## [Reading passage]
★ ★ ★ ★ ★
# Animal miniatures?



## farscapesg1 (Jul 26, 2005)

Can anyone point me to some good animal miniatures?  I'm currently playing a Conjurer and I'm getting really sick of having to always use tokens or the same wolf miniatures for all my summoned creatures.  I'm not real familiar with Wizard's line of plastic pre-painted miniatures, and unfortunately I don't have a local gaming shop that I can shop at.

I've always been a fan of Reaper's miniature line, but WOTC's pre-painted ones seem to do a better job of holding up against uncaring/abusive players moving things around and bumping miniatures into each other.

Any other miniature companies I should look at for this?  I haven't found much on Reaper's website for animals, but honestly I haven't spent that much time looking yet.


----------



## Thunderfoot (Jul 26, 2005)

You've already listed the two best sources I can think of... however, if you get a little creative, go to your local dollar store.  Every so often you can find some really craptacular plastic toys (farm sets) but with a little X-acto work and a new paint job, viola, 20 new animals for $1 + paint and time. (Also a great place for giant lizards, spiders and bugs)
★ ★ ★ ★ ★
## [Source material]
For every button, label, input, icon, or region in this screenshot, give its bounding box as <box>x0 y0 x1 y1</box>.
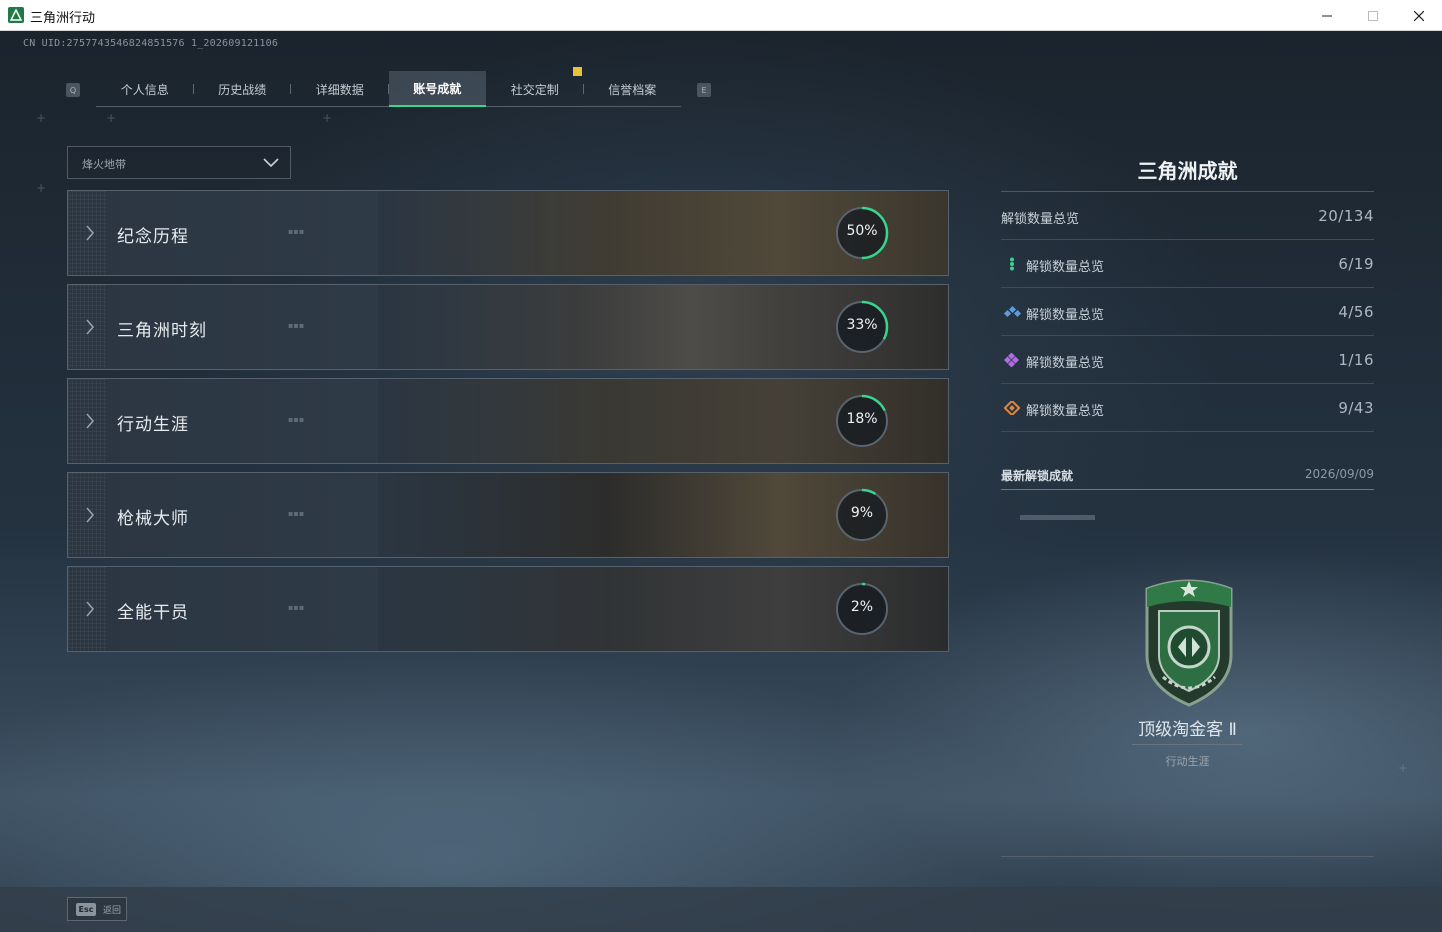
★ ★ ★ ★ ★
## [Task description]
Update the stretch of the animal miniatures thread from "I've always been" through "spiders and bugs)", changing "plastic toys" to "plastic figurines".

## [Complete output]
I've always been a fan of Reaper's miniature line, but WOTC's pre-painted ones seem to do a better job of holding up against uncaring/abusive players moving things around and bumping miniatures into each other.

Any other miniature companies I should look at for this?  I haven't found much on Reaper's website for animals, but honestly I haven't spent that much time looking yet.


----------



## Thunderfoot (Jul 26, 2005)

You've already listed the two best sources I can think of... however, if you get a little creative, go to your local dollar store.  Every so often you can find some really craptacular plastic figurines (farm sets) but with a little X-acto work and a new paint job, viola, 20 new animals for $1 + paint and time. (Also a great place for giant lizards, spiders and bugs)